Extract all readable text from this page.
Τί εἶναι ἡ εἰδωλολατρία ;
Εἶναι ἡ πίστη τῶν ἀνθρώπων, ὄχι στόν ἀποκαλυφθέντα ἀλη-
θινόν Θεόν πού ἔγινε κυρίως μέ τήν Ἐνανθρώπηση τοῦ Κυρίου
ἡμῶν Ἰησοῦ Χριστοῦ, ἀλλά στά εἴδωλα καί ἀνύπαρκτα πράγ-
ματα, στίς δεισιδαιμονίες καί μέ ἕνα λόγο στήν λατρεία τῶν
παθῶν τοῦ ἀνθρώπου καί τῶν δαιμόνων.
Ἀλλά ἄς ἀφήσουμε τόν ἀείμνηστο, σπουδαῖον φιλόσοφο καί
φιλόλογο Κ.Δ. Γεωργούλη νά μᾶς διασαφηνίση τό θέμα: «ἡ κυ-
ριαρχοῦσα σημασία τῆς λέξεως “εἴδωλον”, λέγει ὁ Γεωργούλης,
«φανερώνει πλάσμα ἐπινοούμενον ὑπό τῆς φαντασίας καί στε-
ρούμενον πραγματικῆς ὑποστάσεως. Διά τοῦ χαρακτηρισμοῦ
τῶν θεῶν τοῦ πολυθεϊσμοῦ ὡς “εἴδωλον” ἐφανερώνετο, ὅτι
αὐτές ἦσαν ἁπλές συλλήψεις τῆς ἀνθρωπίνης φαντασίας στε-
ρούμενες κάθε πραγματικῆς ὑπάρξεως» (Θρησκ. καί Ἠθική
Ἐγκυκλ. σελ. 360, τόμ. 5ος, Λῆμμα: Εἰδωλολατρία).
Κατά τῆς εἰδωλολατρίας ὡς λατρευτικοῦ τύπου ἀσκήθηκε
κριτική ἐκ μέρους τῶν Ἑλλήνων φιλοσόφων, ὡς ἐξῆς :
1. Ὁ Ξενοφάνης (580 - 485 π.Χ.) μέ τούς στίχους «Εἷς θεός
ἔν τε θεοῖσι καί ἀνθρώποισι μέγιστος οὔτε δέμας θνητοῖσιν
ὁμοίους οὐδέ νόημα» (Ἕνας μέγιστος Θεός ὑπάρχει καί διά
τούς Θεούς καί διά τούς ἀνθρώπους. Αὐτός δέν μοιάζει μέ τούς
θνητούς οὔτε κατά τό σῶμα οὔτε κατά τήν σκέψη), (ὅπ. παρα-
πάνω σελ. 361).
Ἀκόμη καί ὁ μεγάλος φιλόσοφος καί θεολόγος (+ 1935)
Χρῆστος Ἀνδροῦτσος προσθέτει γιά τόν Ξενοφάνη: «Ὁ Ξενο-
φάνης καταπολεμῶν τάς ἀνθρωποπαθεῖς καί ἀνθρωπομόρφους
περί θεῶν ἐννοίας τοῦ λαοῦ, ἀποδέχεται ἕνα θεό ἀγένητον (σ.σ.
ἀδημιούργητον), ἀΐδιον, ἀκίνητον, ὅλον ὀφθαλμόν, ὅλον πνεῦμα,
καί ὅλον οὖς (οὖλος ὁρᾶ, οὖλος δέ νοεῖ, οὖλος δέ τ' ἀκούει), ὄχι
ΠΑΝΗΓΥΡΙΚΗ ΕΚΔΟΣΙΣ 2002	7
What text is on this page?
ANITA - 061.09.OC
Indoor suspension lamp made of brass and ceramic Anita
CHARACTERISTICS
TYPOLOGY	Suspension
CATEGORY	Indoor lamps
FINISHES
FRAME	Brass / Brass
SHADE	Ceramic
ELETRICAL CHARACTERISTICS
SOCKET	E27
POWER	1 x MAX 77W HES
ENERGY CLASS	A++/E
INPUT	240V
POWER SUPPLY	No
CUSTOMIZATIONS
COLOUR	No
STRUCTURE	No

Task to carry out: Working from the entries above, return all lines that contain "text".

Answer for this exercise:
Extract all readable text from this page.
What text is on this page?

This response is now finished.